* Record list:
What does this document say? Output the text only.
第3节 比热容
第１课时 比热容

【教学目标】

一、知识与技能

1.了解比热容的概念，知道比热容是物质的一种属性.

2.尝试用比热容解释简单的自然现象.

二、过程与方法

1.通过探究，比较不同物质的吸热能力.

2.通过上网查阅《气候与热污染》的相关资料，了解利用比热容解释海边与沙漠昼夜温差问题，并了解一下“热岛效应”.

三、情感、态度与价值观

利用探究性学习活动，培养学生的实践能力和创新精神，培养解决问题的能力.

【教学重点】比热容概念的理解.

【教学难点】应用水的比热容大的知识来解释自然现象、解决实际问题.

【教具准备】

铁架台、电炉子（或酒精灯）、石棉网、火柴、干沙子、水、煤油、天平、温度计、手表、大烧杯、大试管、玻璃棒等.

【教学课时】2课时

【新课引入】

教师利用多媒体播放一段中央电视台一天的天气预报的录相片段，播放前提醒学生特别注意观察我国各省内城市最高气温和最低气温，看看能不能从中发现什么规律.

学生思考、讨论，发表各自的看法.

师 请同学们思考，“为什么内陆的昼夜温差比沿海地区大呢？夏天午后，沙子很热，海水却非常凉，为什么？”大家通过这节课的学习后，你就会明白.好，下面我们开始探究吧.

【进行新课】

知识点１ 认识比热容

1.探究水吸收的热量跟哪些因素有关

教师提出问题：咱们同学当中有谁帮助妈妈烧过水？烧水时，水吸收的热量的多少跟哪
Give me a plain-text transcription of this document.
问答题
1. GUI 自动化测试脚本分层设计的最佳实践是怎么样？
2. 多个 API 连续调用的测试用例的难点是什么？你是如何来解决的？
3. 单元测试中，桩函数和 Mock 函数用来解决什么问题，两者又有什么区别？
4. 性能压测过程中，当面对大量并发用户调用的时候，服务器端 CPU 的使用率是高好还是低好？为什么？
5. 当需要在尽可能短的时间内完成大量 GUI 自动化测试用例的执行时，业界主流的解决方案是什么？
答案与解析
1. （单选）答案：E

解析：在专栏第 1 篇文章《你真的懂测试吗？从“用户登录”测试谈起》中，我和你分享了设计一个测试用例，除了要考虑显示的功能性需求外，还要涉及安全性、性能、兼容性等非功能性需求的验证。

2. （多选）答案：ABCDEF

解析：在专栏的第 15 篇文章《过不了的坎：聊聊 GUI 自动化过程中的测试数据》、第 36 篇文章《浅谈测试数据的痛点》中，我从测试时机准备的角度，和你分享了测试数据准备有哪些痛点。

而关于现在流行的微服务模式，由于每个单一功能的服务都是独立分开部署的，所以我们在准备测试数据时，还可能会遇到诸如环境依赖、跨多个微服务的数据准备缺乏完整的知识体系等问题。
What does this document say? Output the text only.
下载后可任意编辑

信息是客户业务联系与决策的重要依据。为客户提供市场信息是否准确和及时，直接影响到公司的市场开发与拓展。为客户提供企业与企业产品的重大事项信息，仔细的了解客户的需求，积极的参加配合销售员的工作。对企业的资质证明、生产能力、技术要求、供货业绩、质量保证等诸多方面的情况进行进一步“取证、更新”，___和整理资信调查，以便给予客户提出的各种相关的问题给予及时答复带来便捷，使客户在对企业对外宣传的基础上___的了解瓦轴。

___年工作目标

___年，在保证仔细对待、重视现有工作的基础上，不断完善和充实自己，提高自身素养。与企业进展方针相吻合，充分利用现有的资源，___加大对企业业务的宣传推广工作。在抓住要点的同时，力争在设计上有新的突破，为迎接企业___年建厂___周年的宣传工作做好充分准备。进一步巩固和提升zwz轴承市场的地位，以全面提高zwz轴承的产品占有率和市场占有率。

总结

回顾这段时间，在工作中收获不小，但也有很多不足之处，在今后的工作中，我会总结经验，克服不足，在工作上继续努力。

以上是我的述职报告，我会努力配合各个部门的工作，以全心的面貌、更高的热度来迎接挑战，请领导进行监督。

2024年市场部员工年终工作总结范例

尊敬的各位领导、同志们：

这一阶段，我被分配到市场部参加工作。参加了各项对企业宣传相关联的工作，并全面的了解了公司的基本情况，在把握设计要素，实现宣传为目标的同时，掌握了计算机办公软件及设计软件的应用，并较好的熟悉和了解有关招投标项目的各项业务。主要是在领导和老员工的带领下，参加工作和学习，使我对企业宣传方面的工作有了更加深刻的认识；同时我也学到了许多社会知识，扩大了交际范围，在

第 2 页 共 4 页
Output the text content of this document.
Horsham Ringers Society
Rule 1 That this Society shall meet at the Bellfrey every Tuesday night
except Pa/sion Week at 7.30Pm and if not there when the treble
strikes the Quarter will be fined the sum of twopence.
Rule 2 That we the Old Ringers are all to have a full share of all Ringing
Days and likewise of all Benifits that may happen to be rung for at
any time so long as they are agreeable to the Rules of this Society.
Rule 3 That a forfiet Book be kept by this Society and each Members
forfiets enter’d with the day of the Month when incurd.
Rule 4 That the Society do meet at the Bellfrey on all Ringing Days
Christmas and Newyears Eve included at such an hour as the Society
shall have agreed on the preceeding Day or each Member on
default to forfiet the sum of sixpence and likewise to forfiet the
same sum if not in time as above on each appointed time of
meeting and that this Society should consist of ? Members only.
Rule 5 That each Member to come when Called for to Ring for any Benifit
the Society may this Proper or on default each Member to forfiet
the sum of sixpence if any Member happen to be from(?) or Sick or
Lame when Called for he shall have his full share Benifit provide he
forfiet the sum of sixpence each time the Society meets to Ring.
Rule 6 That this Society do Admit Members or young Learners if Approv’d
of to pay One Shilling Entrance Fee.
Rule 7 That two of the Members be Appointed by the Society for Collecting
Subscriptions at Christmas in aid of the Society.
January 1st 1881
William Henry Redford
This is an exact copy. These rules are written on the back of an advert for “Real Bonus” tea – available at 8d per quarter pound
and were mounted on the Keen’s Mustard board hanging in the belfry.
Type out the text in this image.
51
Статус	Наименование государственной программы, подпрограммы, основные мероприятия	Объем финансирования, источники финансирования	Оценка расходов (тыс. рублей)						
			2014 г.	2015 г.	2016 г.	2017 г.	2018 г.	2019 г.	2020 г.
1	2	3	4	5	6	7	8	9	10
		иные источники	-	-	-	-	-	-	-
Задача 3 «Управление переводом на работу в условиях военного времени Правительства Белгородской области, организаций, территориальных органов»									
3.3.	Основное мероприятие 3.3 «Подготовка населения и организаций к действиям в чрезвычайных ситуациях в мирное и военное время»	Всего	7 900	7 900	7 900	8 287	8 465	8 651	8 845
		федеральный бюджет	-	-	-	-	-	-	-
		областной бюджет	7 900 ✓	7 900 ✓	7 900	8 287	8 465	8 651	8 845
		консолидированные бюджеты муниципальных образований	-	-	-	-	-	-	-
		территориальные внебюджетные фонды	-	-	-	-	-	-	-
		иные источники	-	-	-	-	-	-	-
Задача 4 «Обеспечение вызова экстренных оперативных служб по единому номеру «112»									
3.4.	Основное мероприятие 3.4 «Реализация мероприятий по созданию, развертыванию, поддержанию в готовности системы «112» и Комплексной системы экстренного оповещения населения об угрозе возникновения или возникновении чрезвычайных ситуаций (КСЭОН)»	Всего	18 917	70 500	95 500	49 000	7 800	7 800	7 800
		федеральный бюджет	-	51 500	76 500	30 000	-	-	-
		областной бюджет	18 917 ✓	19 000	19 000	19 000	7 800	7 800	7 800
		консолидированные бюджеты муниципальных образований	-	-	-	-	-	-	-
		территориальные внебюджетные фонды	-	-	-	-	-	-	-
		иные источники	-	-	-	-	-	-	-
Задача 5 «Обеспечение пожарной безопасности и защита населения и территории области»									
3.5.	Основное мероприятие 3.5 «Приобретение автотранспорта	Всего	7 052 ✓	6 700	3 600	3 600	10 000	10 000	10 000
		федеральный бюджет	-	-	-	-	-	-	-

* Task requirements:
The word "Всего" may turn up on some lines of these records; say how many, with no other words.

* Solution:
3